[JOB] How many of the lines that follow contain the word "JSON"? Give only the number.

[DATA TO PROCESS]

^^^^

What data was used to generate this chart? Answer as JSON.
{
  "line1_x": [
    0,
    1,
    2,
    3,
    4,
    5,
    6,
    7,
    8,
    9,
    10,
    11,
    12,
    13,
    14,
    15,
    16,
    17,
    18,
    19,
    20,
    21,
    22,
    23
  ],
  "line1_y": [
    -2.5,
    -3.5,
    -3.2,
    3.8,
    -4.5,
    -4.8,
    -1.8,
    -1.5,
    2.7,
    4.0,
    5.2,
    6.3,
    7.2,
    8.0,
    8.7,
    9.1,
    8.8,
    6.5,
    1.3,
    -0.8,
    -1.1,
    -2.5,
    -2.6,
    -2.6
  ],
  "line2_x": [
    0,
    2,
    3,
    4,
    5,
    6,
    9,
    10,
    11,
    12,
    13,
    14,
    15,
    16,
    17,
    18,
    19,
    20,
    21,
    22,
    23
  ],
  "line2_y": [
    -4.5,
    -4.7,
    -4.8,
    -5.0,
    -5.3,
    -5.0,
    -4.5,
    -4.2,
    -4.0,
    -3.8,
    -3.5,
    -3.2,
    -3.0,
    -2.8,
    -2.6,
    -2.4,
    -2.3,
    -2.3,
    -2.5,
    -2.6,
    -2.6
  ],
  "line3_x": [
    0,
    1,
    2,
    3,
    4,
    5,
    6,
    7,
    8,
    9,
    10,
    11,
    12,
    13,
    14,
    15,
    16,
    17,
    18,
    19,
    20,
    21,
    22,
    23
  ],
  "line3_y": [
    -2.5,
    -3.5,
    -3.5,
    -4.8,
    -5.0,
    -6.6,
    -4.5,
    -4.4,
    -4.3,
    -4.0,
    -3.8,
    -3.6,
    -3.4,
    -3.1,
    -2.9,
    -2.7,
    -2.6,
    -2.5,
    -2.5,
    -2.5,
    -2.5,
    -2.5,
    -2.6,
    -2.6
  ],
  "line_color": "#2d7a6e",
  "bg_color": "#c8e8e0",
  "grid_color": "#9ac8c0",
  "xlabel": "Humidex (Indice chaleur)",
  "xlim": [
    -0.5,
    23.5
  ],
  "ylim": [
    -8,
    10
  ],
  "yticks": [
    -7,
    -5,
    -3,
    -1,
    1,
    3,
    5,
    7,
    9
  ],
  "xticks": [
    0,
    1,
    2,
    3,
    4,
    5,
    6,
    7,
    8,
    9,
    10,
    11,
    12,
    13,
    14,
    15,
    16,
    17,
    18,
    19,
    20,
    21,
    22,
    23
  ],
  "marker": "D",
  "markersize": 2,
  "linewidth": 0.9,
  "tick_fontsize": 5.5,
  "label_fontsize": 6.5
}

^^^^

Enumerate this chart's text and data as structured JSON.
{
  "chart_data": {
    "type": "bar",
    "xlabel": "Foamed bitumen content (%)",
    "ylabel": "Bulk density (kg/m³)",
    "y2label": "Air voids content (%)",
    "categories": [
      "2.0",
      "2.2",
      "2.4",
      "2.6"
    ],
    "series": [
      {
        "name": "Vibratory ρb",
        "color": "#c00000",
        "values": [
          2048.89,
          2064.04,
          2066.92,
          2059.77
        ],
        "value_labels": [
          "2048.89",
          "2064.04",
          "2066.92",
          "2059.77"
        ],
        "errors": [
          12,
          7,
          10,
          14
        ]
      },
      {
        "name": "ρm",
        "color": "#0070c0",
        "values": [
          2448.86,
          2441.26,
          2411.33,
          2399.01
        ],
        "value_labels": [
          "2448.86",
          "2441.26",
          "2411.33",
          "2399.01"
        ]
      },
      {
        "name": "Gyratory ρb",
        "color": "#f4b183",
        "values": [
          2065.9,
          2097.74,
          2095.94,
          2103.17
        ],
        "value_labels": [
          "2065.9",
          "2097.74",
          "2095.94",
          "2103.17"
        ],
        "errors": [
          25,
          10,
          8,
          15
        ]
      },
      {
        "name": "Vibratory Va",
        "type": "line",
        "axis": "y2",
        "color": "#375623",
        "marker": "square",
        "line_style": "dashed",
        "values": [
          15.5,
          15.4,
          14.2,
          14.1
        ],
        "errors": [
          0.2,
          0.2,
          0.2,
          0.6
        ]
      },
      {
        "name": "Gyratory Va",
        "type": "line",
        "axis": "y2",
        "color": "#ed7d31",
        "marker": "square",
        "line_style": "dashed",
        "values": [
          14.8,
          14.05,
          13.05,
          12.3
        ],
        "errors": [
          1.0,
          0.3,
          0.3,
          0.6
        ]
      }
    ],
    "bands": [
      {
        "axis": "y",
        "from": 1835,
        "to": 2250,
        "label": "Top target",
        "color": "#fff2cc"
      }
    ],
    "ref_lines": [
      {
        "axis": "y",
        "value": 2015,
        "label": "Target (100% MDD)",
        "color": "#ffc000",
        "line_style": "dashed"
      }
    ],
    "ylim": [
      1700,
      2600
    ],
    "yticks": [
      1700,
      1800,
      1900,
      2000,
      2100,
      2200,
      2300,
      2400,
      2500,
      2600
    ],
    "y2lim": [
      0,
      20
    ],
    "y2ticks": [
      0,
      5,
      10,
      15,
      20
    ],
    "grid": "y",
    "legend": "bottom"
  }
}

^^^^

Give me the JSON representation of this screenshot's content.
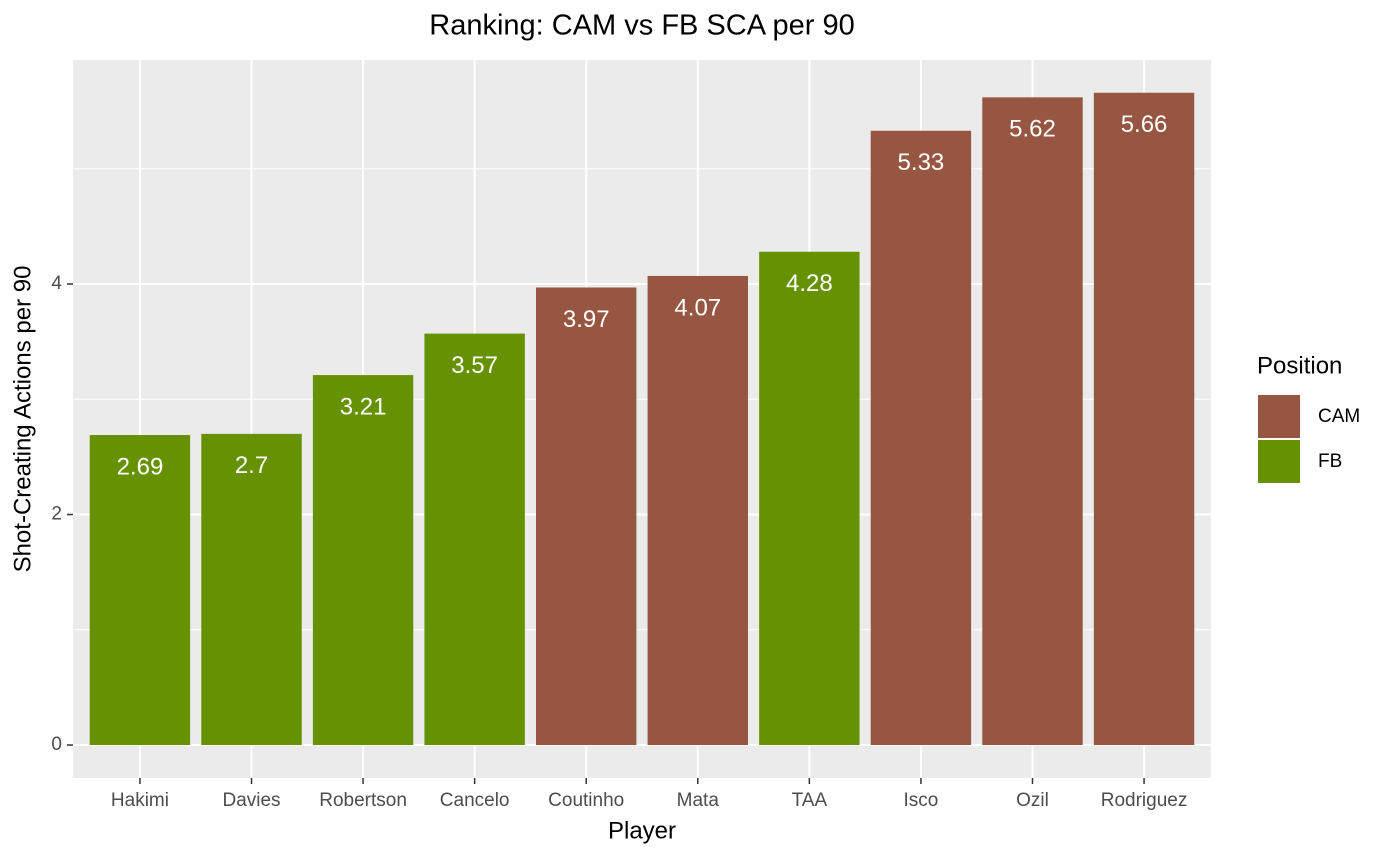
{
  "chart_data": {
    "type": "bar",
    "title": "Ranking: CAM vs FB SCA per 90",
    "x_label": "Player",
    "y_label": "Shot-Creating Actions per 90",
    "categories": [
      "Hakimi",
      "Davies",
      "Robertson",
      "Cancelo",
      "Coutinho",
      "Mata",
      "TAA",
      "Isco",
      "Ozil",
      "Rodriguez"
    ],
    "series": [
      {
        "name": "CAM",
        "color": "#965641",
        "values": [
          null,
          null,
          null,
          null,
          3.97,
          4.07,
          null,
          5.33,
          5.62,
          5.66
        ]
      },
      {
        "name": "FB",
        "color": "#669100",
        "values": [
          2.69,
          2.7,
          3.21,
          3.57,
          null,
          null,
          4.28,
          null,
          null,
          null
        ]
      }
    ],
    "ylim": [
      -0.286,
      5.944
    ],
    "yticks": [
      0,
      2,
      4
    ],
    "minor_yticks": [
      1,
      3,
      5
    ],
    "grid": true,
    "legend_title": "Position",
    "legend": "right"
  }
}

^^^^

[OUTPUT OF THE TASK] 3